*PROBLEM DETAILS*
Every line below should be copied exactly; drop the pictures.

*MATERIAL SUPPLIED*

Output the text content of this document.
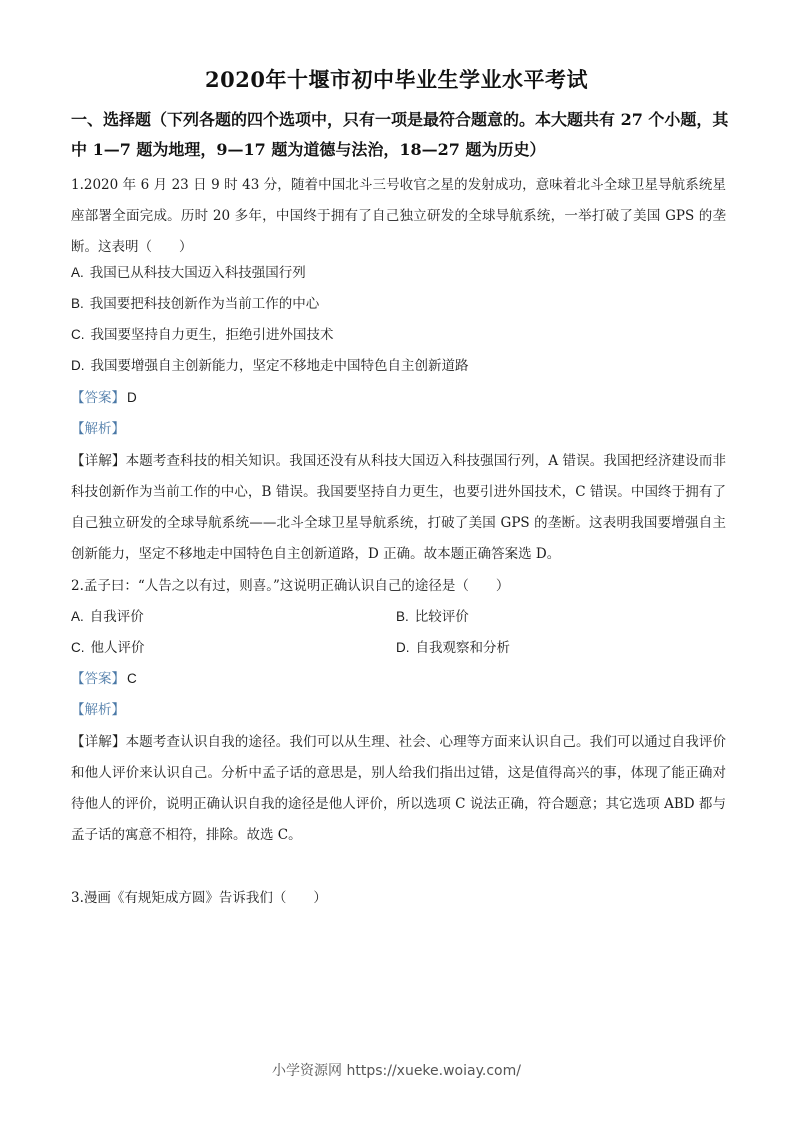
2020年十堰市初中毕业生学业水平考试
一、选择题（下列各题的四个选项中，只有一项是最符合题意的。本大题共有 27 个小题，其中 1—7 题为地理，9—17 题为道德与法治，18—27 题为历史）
1.2020 年 6 月 23 日 9 时 43 分，随着中国北斗三号收官之星的发射成功，意味着北斗全球卫星导航系统星座部署全面完成。历时 20 多年，中国终于拥有了自己独立研发的全球导航系统，一举打破了美国 GPS 的垄断。这表明（　　）
A. 我国已从科技大国迈入科技强国行列
B. 我国要把科技创新作为当前工作的中心
C. 我国要坚持自力更生，拒绝引进外国技术
D. 我国要增强自主创新能力，坚定不移地走中国特色自主创新道路
【答案】 D
【解析】
【详解】本题考查科技的相关知识。我国还没有从科技大国迈入科技强国行列，A 错误。我国把经济建设而非科技创新作为当前工作的中心，B 错误。我国要坚持自力更生，也要引进外国技术，C 错误。中国终于拥有了自己独立研发的全球导航系统——北斗全球卫星导航系统，打破了美国 GPS 的垄断。这表明我国要增强自主创新能力，坚定不移地走中国特色自主创新道路，D 正确。故本题正确答案选 D。
2.孟子曰：“人告之以有过，则喜。”这说明正确认识自己的途径是（　　）
A. 自我评价	B. 比较评价
C. 他人评价	D. 自我观察和分析
【答案】 C
【解析】
【详解】本题考查认识自我的途径。我们可以从生理、社会、心理等方面来认识自己。我们可以通过自我评价和他人评价来认识自己。分析中孟子话的意思是，别人给我们指出过错，这是值得高兴的事，体现了能正确对待他人的评价，说明正确认识自我的途径是他人评价，所以选项 C 说法正确，符合题意；其它选项 ABD 都与孟子话的寓意不相符，排除。故选 C。
3.漫画《有规矩成方圆》告诉我们（　　）
小学资源网 https://xueke.woiay.com/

*REPLY*
Output the text content of this document.
2020年十堰市初中毕业生学业水平考试
一、选择题（下列各题的四个选项中，只有一项是最符合题意的。本大题共有 27 个小题，其中 1—7 题为地理，9—17 题为道德与法治，18—27 题为历史）
1.2020 年 6 月 23 日 9 时 43 分，随着中国北斗三号收官之星的发射成功，意味着北斗全球卫星导航系统星座部署全面完成。历时 20 多年，中国终于拥有了自己独立研发的全球导航系统，一举打破了美国 GPS 的垄断。这表明（　　）
A. 我国已从科技大国迈入科技强国行列
B. 我国要把科技创新作为当前工作的中心
C. 我国要坚持自力更生，拒绝引进外国技术
D. 我国要增强自主创新能力，坚定不移地走中国特色自主创新道路
【答案】 D
【解析】
【详解】本题考查科技的相关知识。我国还没有从科技大国迈入科技强国行列，A 错误。我国把经济建设而非科技创新作为当前工作的中心，B 错误。我国要坚持自力更生，也要引进外国技术，C 错误。中国终于拥有了自己独立研发的全球导航系统——北斗全球卫星导航系统，打破了美国 GPS 的垄断。这表明我国要增强自主创新能力，坚定不移地走中国特色自主创新道路，D 正确。故本题正确答案选 D。
2.孟子曰：“人告之以有过，则喜。”这说明正确认识自己的途径是（　　）
A. 自我评价	B. 比较评价
C. 他人评价	D. 自我观察和分析
【答案】 C
【解析】
【详解】本题考查认识自我的途径。我们可以从生理、社会、心理等方面来认识自己。我们可以通过自我评价和他人评价来认识自己。分析中孟子话的意思是，别人给我们指出过错，这是值得高兴的事，体现了能正确对待他人的评价，说明正确认识自我的途径是他人评价，所以选项 C 说法正确，符合题意；其它选项 ABD 都与孟子话的寓意不相符，排除。故选 C。
3.漫画《有规矩成方圆》告诉我们（　　）
小学资源网 https://xueke.woiay.com/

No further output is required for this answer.